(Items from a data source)
════════
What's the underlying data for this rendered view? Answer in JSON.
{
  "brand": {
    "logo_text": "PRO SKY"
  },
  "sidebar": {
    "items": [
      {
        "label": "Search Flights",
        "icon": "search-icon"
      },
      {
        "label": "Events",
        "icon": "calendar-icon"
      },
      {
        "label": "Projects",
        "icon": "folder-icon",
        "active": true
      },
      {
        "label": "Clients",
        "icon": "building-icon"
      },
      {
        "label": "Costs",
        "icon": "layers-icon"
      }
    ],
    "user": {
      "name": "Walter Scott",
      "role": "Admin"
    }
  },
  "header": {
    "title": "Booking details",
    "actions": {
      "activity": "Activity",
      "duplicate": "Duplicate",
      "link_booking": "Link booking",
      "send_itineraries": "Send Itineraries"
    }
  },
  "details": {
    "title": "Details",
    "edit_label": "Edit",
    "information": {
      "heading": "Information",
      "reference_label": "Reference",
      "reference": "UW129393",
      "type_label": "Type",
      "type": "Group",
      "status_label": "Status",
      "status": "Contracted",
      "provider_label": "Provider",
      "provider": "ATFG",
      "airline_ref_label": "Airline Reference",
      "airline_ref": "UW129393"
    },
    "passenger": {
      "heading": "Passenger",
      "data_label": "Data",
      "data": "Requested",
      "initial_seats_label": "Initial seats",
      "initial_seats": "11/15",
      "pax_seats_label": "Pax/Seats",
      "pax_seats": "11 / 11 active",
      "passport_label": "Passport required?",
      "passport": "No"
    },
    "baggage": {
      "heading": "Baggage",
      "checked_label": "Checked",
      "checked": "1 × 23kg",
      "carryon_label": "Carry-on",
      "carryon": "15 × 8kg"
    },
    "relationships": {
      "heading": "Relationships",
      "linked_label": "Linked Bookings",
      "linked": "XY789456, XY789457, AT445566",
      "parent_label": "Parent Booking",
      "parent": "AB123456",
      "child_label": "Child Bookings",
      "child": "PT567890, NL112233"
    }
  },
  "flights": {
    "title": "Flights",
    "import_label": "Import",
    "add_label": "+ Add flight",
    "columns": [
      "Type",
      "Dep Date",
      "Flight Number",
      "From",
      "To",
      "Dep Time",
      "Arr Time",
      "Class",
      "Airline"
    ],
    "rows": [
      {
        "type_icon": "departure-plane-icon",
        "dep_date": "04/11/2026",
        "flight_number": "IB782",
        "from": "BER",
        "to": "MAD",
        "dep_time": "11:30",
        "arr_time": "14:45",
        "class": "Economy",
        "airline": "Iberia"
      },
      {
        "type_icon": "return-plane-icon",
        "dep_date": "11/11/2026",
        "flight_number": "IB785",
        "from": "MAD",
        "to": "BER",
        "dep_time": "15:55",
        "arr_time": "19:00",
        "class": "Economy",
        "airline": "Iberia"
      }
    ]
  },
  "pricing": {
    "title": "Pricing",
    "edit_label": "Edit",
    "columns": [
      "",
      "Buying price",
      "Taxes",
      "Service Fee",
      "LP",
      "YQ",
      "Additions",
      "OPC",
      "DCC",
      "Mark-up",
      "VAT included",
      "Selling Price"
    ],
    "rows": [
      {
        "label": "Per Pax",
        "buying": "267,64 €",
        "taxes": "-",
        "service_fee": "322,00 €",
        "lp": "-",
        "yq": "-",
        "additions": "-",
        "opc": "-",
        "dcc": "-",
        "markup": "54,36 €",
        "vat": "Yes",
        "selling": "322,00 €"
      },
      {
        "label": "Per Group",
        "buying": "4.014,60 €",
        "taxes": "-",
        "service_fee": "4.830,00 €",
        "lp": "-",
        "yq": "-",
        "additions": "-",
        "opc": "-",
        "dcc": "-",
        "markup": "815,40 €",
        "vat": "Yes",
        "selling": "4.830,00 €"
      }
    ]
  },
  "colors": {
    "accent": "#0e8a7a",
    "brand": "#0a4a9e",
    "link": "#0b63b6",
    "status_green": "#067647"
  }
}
════════
*Task statement*: Using the data above, repeat every line exactly.

*Solution*:
What's the underlying data for this rendered view? Answer in JSON.
{
  "brand": {
    "logo_text": "PRO SKY"
  },
  "sidebar": {
    "items": [
      {
        "label": "Search Flights",
        "icon": "search-icon"
      },
      {
        "label": "Events",
        "icon": "calendar-icon"
      },
      {
        "label": "Projects",
        "icon": "folder-icon",
        "active": true
      },
      {
        "label": "Clients",
        "icon": "building-icon"
      },
      {
        "label": "Costs",
        "icon": "layers-icon"
      }
    ],
    "user": {
      "name": "Walter Scott",
      "role": "Admin"
    }
  },
  "header": {
    "title": "Booking details",
    "actions": {
      "activity": "Activity",
      "duplicate": "Duplicate",
      "link_booking": "Link booking",
      "send_itineraries": "Send Itineraries"
    }
  },
  "details": {
    "title": "Details",
    "edit_label": "Edit",
    "information": {
      "heading": "Information",
      "reference_label": "Reference",
      "reference": "UW129393",
      "type_label": "Type",
      "type": "Group",
      "status_label": "Status",
      "status": "Contracted",
      "provider_label": "Provider",
      "provider": "ATFG",
      "airline_ref_label": "Airline Reference",
      "airline_ref": "UW129393"
    },
    "passenger": {
      "heading": "Passenger",
      "data_label": "Data",
      "data": "Requested",
      "initial_seats_label": "Initial seats",
      "initial_seats": "11/15",
      "pax_seats_label": "Pax/Seats",
      "pax_seats": "11 / 11 active",
      "passport_label": "Passport required?",
      "passport": "No"
    },
    "baggage": {
      "heading": "Baggage",
      "checked_label": "Checked",
      "checked": "1 × 23kg",
      "carryon_label": "Carry-on",
      "carryon": "15 × 8kg"
    },
    "relationships": {
      "heading": "Relationships",
      "linked_label": "Linked Bookings",
      "linked": "XY789456, XY789457, AT445566",
      "parent_label": "Parent Booking",
      "parent": "AB123456",
      "child_label": "Child Bookings",
      "child": "PT567890, NL112233"
    }
  },
  "flights": {
    "title": "Flights",
    "import_label": "Import",
    "add_label": "+ Add flight",
    "columns": [
      "Type",
      "Dep Date",
      "Flight Number",
      "From",
      "To",
      "Dep Time",
      "Arr Time",
      "Class",
      "Airline"
    ],
    "rows": [
      {
        "type_icon": "departure-plane-icon",
        "dep_date": "04/11/2026",
        "flight_number": "IB782",
        "from": "BER",
        "to": "MAD",
        "dep_time": "11:30",
        "arr_time": "14:45",
        "class": "Economy",
        "airline": "Iberia"
      },
      {
        "type_icon": "return-plane-icon",
        "dep_date": "11/11/2026",
        "flight_number": "IB785",
        "from": "MAD",
        "to": "BER",
        "dep_time": "15:55",
        "arr_time": "19:00",
        "class": "Economy",
        "airline": "Iberia"
      }
    ]
  },
  "pricing": {
    "title": "Pricing",
    "edit_label": "Edit",
    "columns": [
      "",
      "Buying price",
      "Taxes",
      "Service Fee",
      "LP",
      "YQ",
      "Additions",
      "OPC",
      "DCC",
      "Mark-up",
      "VAT included",
      "Selling Price"
    ],
    "rows": [
      {
        "label": "Per Pax",
        "buying": "267,64 €",
        "taxes": "-",
        "service_fee": "322,00 €",
        "lp": "-",
        "yq": "-",
        "additions": "-",
        "opc": "-",
        "dcc": "-",
        "markup": "54,36 €",
        "vat": "Yes",
        "selling": "322,00 €"
      },
      {
        "label": "Per Group",
        "buying": "4.014,60 €",
        "taxes": "-",
        "service_fee": "4.830,00 €",
        "lp": "-",
        "yq": "-",
        "additions": "-",
        "opc": "-",
        "dcc": "-",
        "markup": "815,40 €",
        "vat": "Yes",
        "selling": "4.830,00 €"
      }
    ]
  },
  "colors": {
    "accent": "#0e8a7a",
    "brand": "#0a4a9e",
    "link": "#0b63b6",
    "status_green": "#067647"
  }
}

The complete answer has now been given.